**Work to be completed**.
Search the material below for the string "JSON" and list each line that holds it.

##### Data for processing #####

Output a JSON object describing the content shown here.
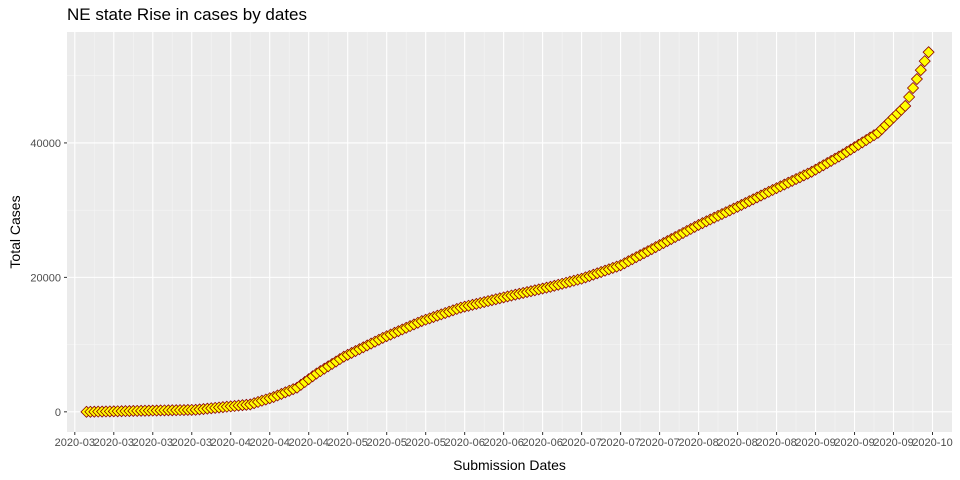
{
  "chart_data": {
    "type": "scatter",
    "title": "NE state Rise in cases by dates",
    "xlabel": "Submission Dates",
    "ylabel": "Total Cases",
    "x_range": [
      "2020-02-28",
      "2020-10-12"
    ],
    "ylim": [
      -3000,
      56500
    ],
    "x_ticks": [
      "2020-03-01",
      "2020-03-11",
      "2020-03-21",
      "2020-03-31",
      "2020-04-10",
      "2020-04-20",
      "2020-04-30",
      "2020-05-10",
      "2020-05-20",
      "2020-05-30",
      "2020-06-09",
      "2020-06-19",
      "2020-06-29",
      "2020-07-09",
      "2020-07-19",
      "2020-07-29",
      "2020-08-08",
      "2020-08-18",
      "2020-08-28",
      "2020-09-07",
      "2020-09-17",
      "2020-09-27",
      "2020-10-07"
    ],
    "x_tick_labels": [
      "2020-03",
      "2020-03",
      "2020-03",
      "2020-03",
      "2020-04",
      "2020-04",
      "2020-04",
      "2020-05",
      "2020-05",
      "2020-05",
      "2020-06",
      "2020-06",
      "2020-06",
      "2020-07",
      "2020-07",
      "2020-07",
      "2020-08",
      "2020-08",
      "2020-08",
      "2020-09",
      "2020-09",
      "2020-09",
      "2020-10"
    ],
    "y_ticks": [
      0,
      20000,
      40000
    ],
    "y_tick_labels": [
      "0",
      "20000",
      "40000"
    ],
    "grid": true,
    "marker": {
      "shape": "diamond",
      "fill": "#ffff00",
      "stroke": "#8b0000"
    },
    "panel_background": "#ebebeb",
    "series": [
      {
        "x": [
          "2020-03-04",
          "2020-04-01",
          "2020-04-15",
          "2020-04-21",
          "2020-04-27",
          "2020-05-02",
          "2020-05-09",
          "2020-05-19",
          "2020-05-29",
          "2020-06-08",
          "2020-06-21",
          "2020-07-01",
          "2020-07-09",
          "2020-07-19",
          "2020-07-29",
          "2020-08-08",
          "2020-08-18",
          "2020-08-27",
          "2020-09-06",
          "2020-09-14",
          "2020-09-23",
          "2020-09-30",
          "2020-10-06"
        ],
        "y": [
          0,
          300,
          1100,
          2200,
          3600,
          5700,
          8200,
          11000,
          13500,
          15500,
          17300,
          18600,
          19800,
          21800,
          24800,
          27800,
          30500,
          33000,
          35700,
          38300,
          41500,
          45500,
          53500
        ]
      }
    ]
  }
}
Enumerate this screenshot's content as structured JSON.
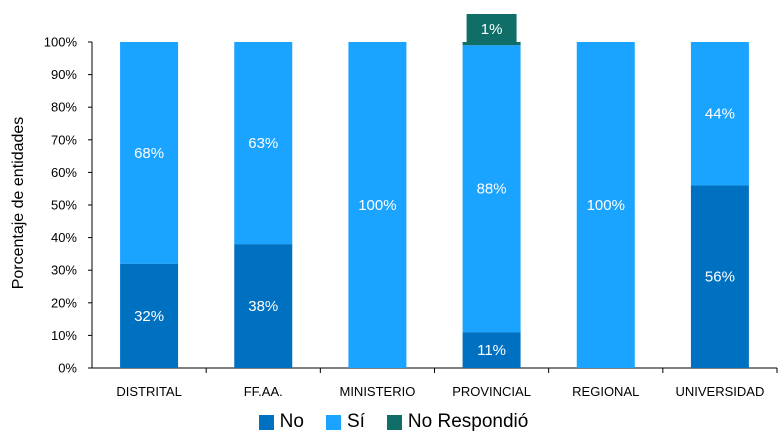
{
  "chart_data": {
    "type": "bar",
    "stacked": true,
    "categories": [
      "DISTRITAL",
      "FF.AA.",
      "MINISTERIO",
      "PROVINCIAL",
      "REGIONAL",
      "UNIVERSIDAD"
    ],
    "series": [
      {
        "name": "No",
        "values": [
          32,
          38,
          0,
          11,
          0,
          56
        ],
        "color": "#0070c0",
        "labels": [
          "32%",
          "38%",
          "",
          "11%",
          "",
          "56%"
        ]
      },
      {
        "name": "Sí",
        "values": [
          68,
          63,
          100,
          88,
          100,
          44
        ],
        "color": "#1aa3ff",
        "labels": [
          "68%",
          "63%",
          "100%",
          "88%",
          "100%",
          "44%"
        ]
      },
      {
        "name": "No Respondió",
        "values": [
          0,
          0,
          0,
          1,
          0,
          0
        ],
        "color": "#0f6f68",
        "labels": [
          "",
          "",
          "",
          "1%",
          "",
          ""
        ]
      }
    ],
    "ylabel": "Porcentaje de entidades",
    "xlabel": "",
    "ylim": [
      0,
      100
    ],
    "yticks": [
      "0%",
      "10%",
      "20%",
      "30%",
      "40%",
      "50%",
      "60%",
      "70%",
      "80%",
      "90%",
      "100%"
    ],
    "grid": false,
    "legend_position": "bottom"
  }
}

#####

**Worked answer**.
Output a JSON object describing the content shown here.
Enumerate this screenshot's content as structured JSON.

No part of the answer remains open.